* PROBLEM REQUIREMENTS *
Retype all of the entries word for word.

* DATA PROVIDED *
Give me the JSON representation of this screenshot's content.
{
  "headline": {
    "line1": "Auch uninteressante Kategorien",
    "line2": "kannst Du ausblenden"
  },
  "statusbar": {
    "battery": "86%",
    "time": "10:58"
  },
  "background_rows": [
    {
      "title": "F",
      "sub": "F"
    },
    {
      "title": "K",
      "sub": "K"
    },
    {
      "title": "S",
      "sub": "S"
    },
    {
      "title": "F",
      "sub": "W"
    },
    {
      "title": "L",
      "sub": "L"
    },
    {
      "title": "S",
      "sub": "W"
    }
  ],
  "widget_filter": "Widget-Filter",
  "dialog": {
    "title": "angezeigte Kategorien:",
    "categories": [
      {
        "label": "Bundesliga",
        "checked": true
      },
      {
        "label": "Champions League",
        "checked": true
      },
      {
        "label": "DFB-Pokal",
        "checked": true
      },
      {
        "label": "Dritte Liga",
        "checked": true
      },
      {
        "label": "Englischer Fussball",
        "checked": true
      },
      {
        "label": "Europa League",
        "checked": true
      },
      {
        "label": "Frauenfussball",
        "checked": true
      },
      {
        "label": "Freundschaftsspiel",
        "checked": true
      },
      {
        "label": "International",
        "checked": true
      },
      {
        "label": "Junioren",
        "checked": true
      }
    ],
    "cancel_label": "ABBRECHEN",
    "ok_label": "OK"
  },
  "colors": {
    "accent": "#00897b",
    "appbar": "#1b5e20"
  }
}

* EXERCISE RESULT *
Give me the JSON representation of this screenshot's content.
{
  "headline": {
    "line1": "Auch uninteressante Kategorien",
    "line2": "kannst Du ausblenden"
  },
  "statusbar": {
    "battery": "86%",
    "time": "10:58"
  },
  "background_rows": [
    {
      "title": "F",
      "sub": "F"
    },
    {
      "title": "K",
      "sub": "K"
    },
    {
      "title": "S",
      "sub": "S"
    },
    {
      "title": "F",
      "sub": "W"
    },
    {
      "title": "L",
      "sub": "L"
    },
    {
      "title": "S",
      "sub": "W"
    }
  ],
  "widget_filter": "Widget-Filter",
  "dialog": {
    "title": "angezeigte Kategorien:",
    "categories": [
      {
        "label": "Bundesliga",
        "checked": true
      },
      {
        "label": "Champions League",
        "checked": true
      },
      {
        "label": "DFB-Pokal",
        "checked": true
      },
      {
        "label": "Dritte Liga",
        "checked": true
      },
      {
        "label": "Englischer Fussball",
        "checked": true
      },
      {
        "label": "Europa League",
        "checked": true
      },
      {
        "label": "Frauenfussball",
        "checked": true
      },
      {
        "label": "Freundschaftsspiel",
        "checked": true
      },
      {
        "label": "International",
        "checked": true
      },
      {
        "label": "Junioren",
        "checked": true
      }
    ],
    "cancel_label": "ABBRECHEN",
    "ok_label": "OK"
  },
  "colors": {
    "accent": "#00897b",
    "appbar": "#1b5e20"
  }
}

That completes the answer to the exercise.